## begin
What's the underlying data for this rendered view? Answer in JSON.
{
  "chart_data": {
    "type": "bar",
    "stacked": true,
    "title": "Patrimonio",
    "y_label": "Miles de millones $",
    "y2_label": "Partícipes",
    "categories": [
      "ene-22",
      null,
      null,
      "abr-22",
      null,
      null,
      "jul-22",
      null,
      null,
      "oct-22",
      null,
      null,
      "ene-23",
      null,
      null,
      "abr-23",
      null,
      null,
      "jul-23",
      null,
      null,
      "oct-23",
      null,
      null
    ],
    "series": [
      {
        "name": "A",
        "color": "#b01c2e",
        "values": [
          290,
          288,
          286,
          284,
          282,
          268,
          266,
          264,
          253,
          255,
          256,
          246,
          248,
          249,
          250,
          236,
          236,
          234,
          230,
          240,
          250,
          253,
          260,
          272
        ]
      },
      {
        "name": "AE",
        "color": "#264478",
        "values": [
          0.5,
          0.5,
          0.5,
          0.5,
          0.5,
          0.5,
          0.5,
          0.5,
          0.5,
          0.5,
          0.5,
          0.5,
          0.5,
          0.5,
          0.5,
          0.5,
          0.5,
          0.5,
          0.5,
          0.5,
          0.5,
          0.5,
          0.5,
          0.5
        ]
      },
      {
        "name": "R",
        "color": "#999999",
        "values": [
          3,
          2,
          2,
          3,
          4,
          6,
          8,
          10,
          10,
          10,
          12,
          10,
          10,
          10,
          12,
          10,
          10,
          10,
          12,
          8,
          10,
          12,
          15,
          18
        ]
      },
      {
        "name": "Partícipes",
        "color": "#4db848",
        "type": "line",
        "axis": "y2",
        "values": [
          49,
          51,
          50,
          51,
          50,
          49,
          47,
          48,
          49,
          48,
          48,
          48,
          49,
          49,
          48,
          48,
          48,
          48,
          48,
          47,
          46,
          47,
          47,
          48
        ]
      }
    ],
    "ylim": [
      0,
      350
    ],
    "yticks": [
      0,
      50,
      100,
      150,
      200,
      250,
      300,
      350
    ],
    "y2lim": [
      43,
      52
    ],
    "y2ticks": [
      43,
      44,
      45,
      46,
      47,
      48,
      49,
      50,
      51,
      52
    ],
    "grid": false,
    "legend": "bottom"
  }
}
## end
-- Required work --
Return what is listed above, exactly and completely.

-- Expected answer --
What's the underlying data for this rendered view? Answer in JSON.
{
  "chart_data": {
    "type": "bar",
    "stacked": true,
    "title": "Patrimonio",
    "y_label": "Miles de millones $",
    "y2_label": "Partícipes",
    "categories": [
      "ene-22",
      null,
      null,
      "abr-22",
      null,
      null,
      "jul-22",
      null,
      null,
      "oct-22",
      null,
      null,
      "ene-23",
      null,
      null,
      "abr-23",
      null,
      null,
      "jul-23",
      null,
      null,
      "oct-23",
      null,
      null
    ],
    "series": [
      {
        "name": "A",
        "color": "#b01c2e",
        "values": [
          290,
          288,
          286,
          284,
          282,
          268,
          266,
          264,
          253,
          255,
          256,
          246,
          248,
          249,
          250,
          236,
          236,
          234,
          230,
          240,
          250,
          253,
          260,
          272
        ]
      },
      {
        "name": "AE",
        "color": "#264478",
        "values": [
          0.5,
          0.5,
          0.5,
          0.5,
          0.5,
          0.5,
          0.5,
          0.5,
          0.5,
          0.5,
          0.5,
          0.5,
          0.5,
          0.5,
          0.5,
          0.5,
          0.5,
          0.5,
          0.5,
          0.5,
          0.5,
          0.5,
          0.5,
          0.5
        ]
      },
      {
        "name": "R",
        "color": "#999999",
        "values": [
          3,
          2,
          2,
          3,
          4,
          6,
          8,
          10,
          10,
          10,
          12,
          10,
          10,
          10,
          12,
          10,
          10,
          10,
          12,
          8,
          10,
          12,
          15,
          18
        ]
      },
      {
        "name": "Partícipes",
        "color": "#4db848",
        "type": "line",
        "axis": "y2",
        "values": [
          49,
          51,
          50,
          51,
          50,
          49,
          47,
          48,
          49,
          48,
          48,
          48,
          49,
          49,
          48,
          48,
          48,
          48,
          48,
          47,
          46,
          47,
          47,
          48
        ]
      }
    ],
    "ylim": [
      0,
      350
    ],
    "yticks": [
      0,
      50,
      100,
      150,
      200,
      250,
      300,
      350
    ],
    "y2lim": [
      43,
      52
    ],
    "y2ticks": [
      43,
      44,
      45,
      46,
      47,
      48,
      49,
      50,
      51,
      52
    ],
    "grid": false,
    "legend": "bottom"
  }
}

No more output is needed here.